#### To do:
Could the records below please be retyped exactly, with their pictures left out?

#### Records excerpted from a collection:
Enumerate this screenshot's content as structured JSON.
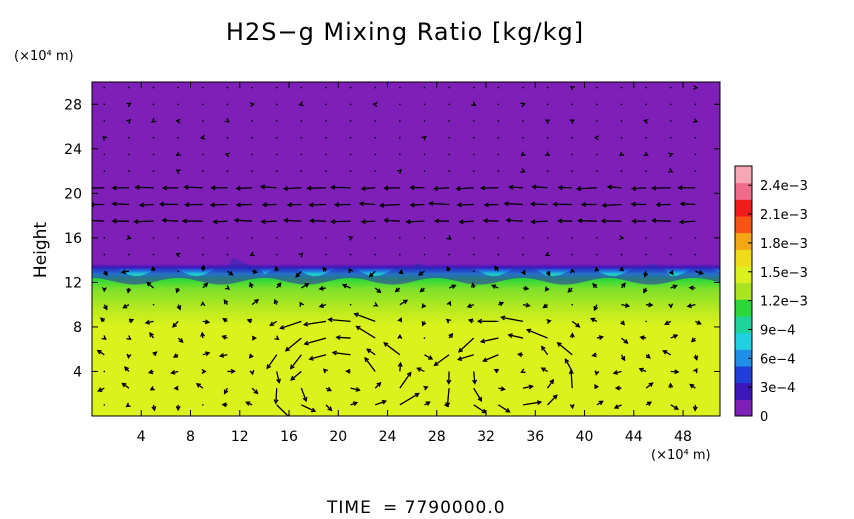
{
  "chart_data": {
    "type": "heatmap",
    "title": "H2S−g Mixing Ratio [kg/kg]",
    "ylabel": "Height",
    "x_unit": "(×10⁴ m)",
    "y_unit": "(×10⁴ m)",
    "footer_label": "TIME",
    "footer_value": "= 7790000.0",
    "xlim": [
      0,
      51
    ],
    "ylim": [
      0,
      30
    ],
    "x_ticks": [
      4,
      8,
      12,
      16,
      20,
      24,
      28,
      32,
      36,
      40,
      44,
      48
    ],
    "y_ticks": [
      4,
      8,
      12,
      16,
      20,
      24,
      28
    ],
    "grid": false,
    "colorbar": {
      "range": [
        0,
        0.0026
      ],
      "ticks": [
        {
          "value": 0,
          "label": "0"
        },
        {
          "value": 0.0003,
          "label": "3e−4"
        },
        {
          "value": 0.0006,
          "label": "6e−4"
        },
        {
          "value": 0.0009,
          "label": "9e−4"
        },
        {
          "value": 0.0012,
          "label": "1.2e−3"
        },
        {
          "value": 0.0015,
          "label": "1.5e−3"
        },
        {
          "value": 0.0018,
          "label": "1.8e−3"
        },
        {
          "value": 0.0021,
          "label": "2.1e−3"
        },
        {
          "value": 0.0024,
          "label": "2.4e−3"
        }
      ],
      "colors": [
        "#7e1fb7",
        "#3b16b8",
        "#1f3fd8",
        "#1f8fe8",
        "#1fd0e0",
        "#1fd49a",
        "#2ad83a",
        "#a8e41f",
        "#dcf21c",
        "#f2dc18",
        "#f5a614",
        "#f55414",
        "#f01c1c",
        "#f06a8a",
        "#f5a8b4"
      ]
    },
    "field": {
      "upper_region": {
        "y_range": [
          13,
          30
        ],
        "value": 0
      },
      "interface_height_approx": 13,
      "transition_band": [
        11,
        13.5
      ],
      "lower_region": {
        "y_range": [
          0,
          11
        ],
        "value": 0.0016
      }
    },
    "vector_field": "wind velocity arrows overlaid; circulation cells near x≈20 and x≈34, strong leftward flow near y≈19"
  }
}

#### Solved problem:
Enumerate this screenshot's content as structured JSON.
{
  "chart_data": {
    "type": "heatmap",
    "title": "H2S−g Mixing Ratio [kg/kg]",
    "ylabel": "Height",
    "x_unit": "(×10⁴ m)",
    "y_unit": "(×10⁴ m)",
    "footer_label": "TIME",
    "footer_value": "= 7790000.0",
    "xlim": [
      0,
      51
    ],
    "ylim": [
      0,
      30
    ],
    "x_ticks": [
      4,
      8,
      12,
      16,
      20,
      24,
      28,
      32,
      36,
      40,
      44,
      48
    ],
    "y_ticks": [
      4,
      8,
      12,
      16,
      20,
      24,
      28
    ],
    "grid": false,
    "colorbar": {
      "range": [
        0,
        0.0026
      ],
      "ticks": [
        {
          "value": 0,
          "label": "0"
        },
        {
          "value": 0.0003,
          "label": "3e−4"
        },
        {
          "value": 0.0006,
          "label": "6e−4"
        },
        {
          "value": 0.0009,
          "label": "9e−4"
        },
        {
          "value": 0.0012,
          "label": "1.2e−3"
        },
        {
          "value": 0.0015,
          "label": "1.5e−3"
        },
        {
          "value": 0.0018,
          "label": "1.8e−3"
        },
        {
          "value": 0.0021,
          "label": "2.1e−3"
        },
        {
          "value": 0.0024,
          "label": "2.4e−3"
        }
      ],
      "colors": [
        "#7e1fb7",
        "#3b16b8",
        "#1f3fd8",
        "#1f8fe8",
        "#1fd0e0",
        "#1fd49a",
        "#2ad83a",
        "#a8e41f",
        "#dcf21c",
        "#f2dc18",
        "#f5a614",
        "#f55414",
        "#f01c1c",
        "#f06a8a",
        "#f5a8b4"
      ]
    },
    "field": {
      "upper_region": {
        "y_range": [
          13,
          30
        ],
        "value": 0
      },
      "interface_height_approx": 13,
      "transition_band": [
        11,
        13.5
      ],
      "lower_region": {
        "y_range": [
          0,
          11
        ],
        "value": 0.0016
      }
    },
    "vector_field": "wind velocity arrows overlaid; circulation cells near x≈20 and x≈34, strong leftward flow near y≈19"
  }
}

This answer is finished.